>> BEGIN
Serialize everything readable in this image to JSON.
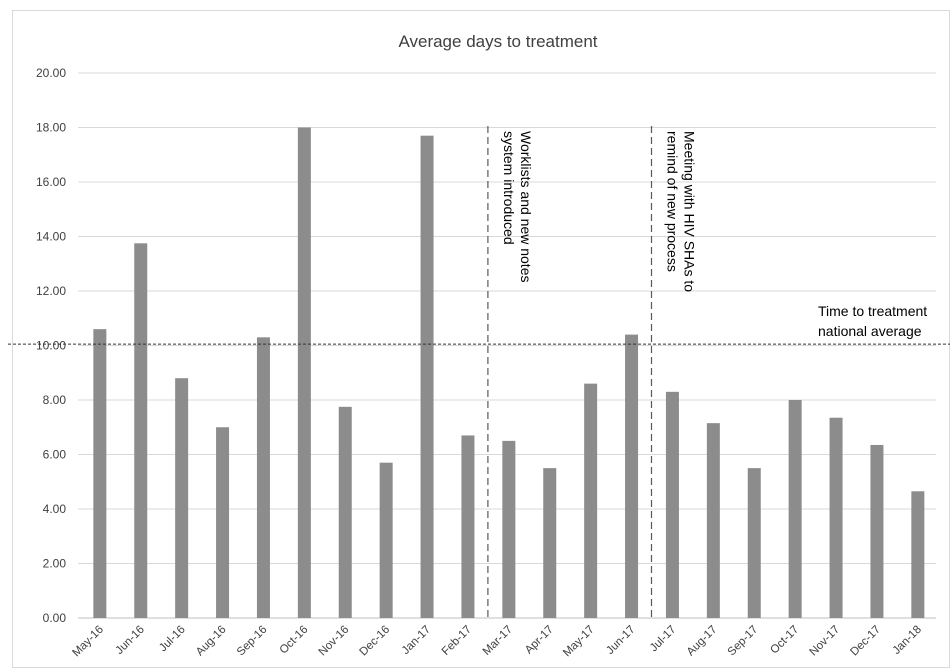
{
  "chart_data": {
    "type": "bar",
    "title": "Average days to treatment",
    "xlabel": "",
    "ylabel": "",
    "ylim": [
      0,
      20
    ],
    "yticks": [
      "0.00",
      "2.00",
      "4.00",
      "6.00",
      "8.00",
      "10.00",
      "12.00",
      "14.00",
      "16.00",
      "18.00",
      "20.00"
    ],
    "grid": true,
    "categories": [
      "May-16",
      "Jun-16",
      "Jul-16",
      "Aug-16",
      "Sep-16",
      "Oct-16",
      "Nov-16",
      "Dec-16",
      "Jan-17",
      "Feb-17",
      "Mar-17",
      "Apr-17",
      "May-17",
      "Jun-17",
      "Jul-17",
      "Aug-17",
      "Sep-17",
      "Oct-17",
      "Nov-17",
      "Dec-17",
      "Jan-18"
    ],
    "values": [
      10.6,
      13.75,
      8.8,
      7.0,
      10.3,
      18.0,
      7.75,
      5.7,
      17.7,
      6.7,
      6.5,
      5.5,
      8.6,
      10.4,
      8.3,
      7.15,
      5.5,
      8.0,
      7.35,
      6.35,
      4.65
    ],
    "bar_color": "#8c8c8c",
    "reference_line": {
      "value": 10.05,
      "style": "dotted",
      "label_lines": [
        "Time to treatment",
        "national average"
      ]
    },
    "annotations": [
      {
        "position": "between Feb-17 and Mar-17",
        "style": "dashed",
        "text_lines": [
          "Worklists and new notes",
          "system introduced"
        ]
      },
      {
        "position": "between Jun-17 and Jul-17",
        "style": "dashed",
        "text_lines": [
          "Meeting with HIV SHAs to",
          "remind of new process"
        ]
      }
    ]
  }
}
>> END
> **What to work on**
What is the number of lines in the records that contain "position"? Give that number only.

> **The reply**
2